● **Records for this task**
──────────────────────────────

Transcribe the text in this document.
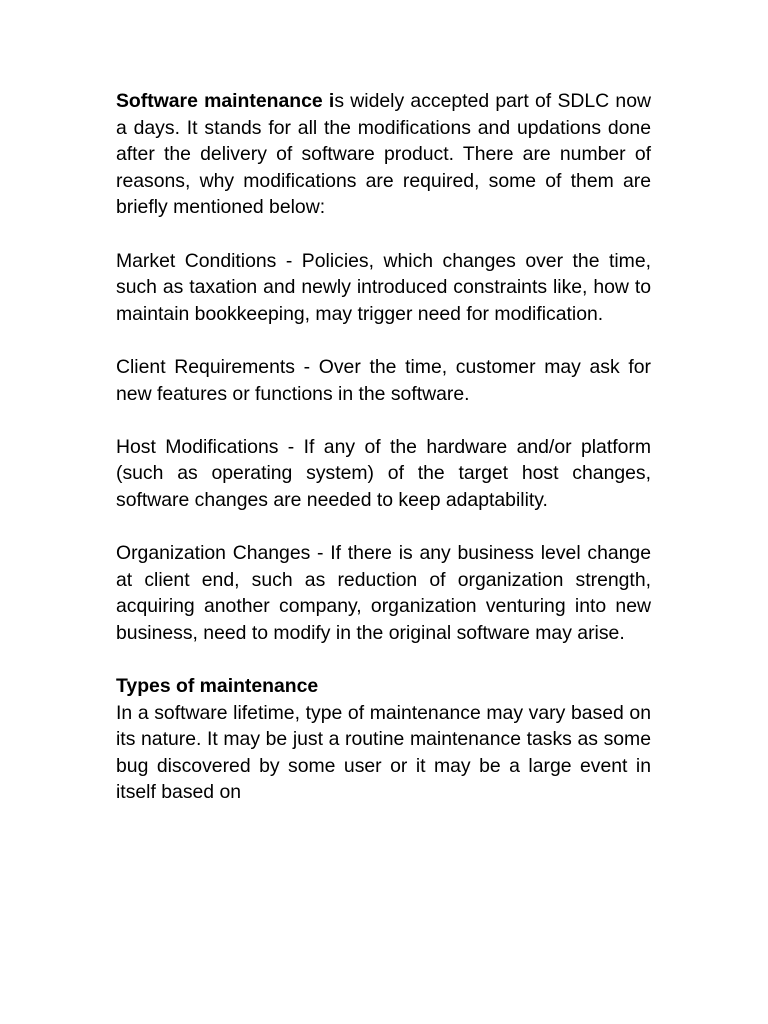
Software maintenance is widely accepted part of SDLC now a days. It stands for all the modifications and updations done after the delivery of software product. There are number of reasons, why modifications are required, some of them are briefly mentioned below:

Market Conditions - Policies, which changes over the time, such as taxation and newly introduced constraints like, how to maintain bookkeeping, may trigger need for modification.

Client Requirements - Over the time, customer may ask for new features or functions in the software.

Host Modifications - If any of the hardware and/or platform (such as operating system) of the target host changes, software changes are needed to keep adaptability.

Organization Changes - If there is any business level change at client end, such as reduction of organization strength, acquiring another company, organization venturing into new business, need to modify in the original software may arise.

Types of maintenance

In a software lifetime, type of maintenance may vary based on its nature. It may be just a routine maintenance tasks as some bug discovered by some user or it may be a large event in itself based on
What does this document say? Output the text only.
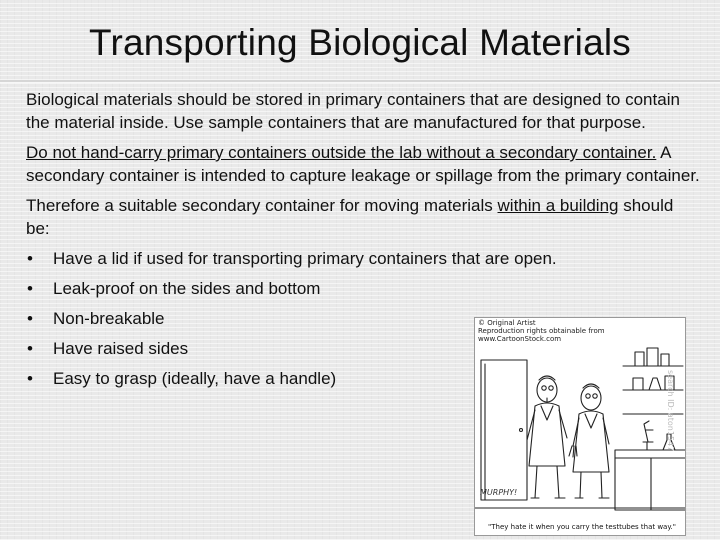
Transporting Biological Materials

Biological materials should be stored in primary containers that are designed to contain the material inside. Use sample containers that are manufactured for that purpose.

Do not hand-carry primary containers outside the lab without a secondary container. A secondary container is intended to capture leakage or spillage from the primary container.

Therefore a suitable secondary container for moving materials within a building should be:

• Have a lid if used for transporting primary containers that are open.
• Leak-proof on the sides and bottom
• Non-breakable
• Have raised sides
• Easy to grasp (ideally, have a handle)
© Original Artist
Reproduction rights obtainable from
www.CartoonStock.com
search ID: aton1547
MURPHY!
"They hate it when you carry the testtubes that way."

──────────────────────────────

● **The task**
Transcribe each entry precisely as given, leaving the pictures out.

● **Task answer**
Transcribe the text in this document.
Software maintenance is widely accepted part of SDLC now a days. It stands for all the modifications and updations done after the delivery of software product. There are number of reasons, why modifications are required, some of them are briefly mentioned below:

Market Conditions - Policies, which changes over the time, such as taxation and newly introduced constraints like, how to maintain bookkeeping, may trigger need for modification.

Client Requirements - Over the time, customer may ask for new features or functions in the software.

Host Modifications - If any of the hardware and/or platform (such as operating system) of the target host changes, software changes are needed to keep adaptability.

Organization Changes - If there is any business level change at client end, such as reduction of organization strength, acquiring another company, organization venturing into new business, need to modify in the original software may arise.

Types of maintenance

In a software lifetime, type of maintenance may vary based on its nature. It may be just a routine maintenance tasks as some bug discovered by some user or it may be a large event in itself based on
What does this document say? Output the text only.
Transporting Biological Materials

Biological materials should be stored in primary containers that are designed to contain the material inside. Use sample containers that are manufactured for that purpose.

Do not hand-carry primary containers outside the lab without a secondary container. A secondary container is intended to capture leakage or spillage from the primary container.

Therefore a suitable secondary container for moving materials within a building should be:

• Have a lid if used for transporting primary containers that are open.
• Leak-proof on the sides and bottom
• Non-breakable
• Have raised sides
• Easy to grasp (ideally, have a handle)
© Original Artist
Reproduction rights obtainable from
www.CartoonStock.com
search ID: aton1547
MURPHY!
"They hate it when you carry the testtubes that way."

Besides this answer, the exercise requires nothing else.